** Begin **

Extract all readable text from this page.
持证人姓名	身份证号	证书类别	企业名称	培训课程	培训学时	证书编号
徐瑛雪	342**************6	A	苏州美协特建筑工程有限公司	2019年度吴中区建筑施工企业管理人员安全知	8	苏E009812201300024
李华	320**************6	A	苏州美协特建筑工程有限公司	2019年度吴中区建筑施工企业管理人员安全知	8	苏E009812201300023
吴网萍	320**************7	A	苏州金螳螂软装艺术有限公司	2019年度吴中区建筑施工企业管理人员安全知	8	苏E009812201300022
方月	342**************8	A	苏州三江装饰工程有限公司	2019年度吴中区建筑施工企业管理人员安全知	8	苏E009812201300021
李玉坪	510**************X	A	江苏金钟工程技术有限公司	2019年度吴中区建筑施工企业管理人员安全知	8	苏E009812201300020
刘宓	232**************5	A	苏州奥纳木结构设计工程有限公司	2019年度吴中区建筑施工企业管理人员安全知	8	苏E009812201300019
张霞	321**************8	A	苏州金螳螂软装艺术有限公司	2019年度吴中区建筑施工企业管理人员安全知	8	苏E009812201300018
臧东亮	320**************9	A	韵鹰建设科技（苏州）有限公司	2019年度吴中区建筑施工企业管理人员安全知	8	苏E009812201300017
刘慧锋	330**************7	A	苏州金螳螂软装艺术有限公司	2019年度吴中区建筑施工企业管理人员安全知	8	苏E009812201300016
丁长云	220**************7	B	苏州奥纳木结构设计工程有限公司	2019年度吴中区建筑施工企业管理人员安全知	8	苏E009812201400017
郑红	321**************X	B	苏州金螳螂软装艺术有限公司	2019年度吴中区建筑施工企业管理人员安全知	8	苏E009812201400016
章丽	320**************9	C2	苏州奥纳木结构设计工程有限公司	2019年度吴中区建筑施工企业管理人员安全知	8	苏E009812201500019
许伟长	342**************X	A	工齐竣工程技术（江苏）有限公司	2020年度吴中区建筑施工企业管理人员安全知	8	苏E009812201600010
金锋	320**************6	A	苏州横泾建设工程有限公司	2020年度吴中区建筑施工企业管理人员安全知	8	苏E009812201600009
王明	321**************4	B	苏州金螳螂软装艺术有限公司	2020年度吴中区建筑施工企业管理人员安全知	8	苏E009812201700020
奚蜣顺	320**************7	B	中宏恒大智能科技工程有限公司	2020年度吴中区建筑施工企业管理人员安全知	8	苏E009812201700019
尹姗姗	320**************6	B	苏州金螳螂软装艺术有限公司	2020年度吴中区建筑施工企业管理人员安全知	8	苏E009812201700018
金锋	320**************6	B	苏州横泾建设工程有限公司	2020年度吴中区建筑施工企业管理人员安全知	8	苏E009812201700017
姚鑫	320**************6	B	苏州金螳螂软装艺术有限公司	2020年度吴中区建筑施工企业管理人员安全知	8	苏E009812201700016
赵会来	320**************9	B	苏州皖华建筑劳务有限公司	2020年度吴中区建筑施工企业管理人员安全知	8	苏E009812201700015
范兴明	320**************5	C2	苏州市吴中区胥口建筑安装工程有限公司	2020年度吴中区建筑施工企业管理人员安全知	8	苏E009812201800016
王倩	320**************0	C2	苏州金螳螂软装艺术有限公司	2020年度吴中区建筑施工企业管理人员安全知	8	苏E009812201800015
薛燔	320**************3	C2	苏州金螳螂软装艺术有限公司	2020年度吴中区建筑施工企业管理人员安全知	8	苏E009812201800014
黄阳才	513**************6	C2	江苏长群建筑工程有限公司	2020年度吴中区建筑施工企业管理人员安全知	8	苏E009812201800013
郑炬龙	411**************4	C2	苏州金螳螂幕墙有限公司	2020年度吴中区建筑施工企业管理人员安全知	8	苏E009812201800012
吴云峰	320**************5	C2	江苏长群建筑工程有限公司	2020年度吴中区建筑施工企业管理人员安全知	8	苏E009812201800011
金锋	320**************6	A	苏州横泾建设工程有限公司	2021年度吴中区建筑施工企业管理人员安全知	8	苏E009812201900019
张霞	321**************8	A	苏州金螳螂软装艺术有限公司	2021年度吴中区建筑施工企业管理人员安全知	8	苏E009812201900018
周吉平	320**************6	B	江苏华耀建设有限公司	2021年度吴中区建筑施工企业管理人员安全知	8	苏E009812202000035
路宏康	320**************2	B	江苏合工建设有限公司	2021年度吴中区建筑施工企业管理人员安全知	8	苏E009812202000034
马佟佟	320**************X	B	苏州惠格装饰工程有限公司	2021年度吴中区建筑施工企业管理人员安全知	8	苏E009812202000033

** End **

Within the listing above, copy each line that has the string "江苏长群建筑工程有限公司".

黄阳才	513**************6	C2	江苏长群建筑工程有限公司	2020年度吴中区建筑施工企业管理人员安全知	8	苏E009812201800013
吴云峰	320**************5	C2	江苏长群建筑工程有限公司	2020年度吴中区建筑施工企业管理人员安全知	8	苏E009812201800011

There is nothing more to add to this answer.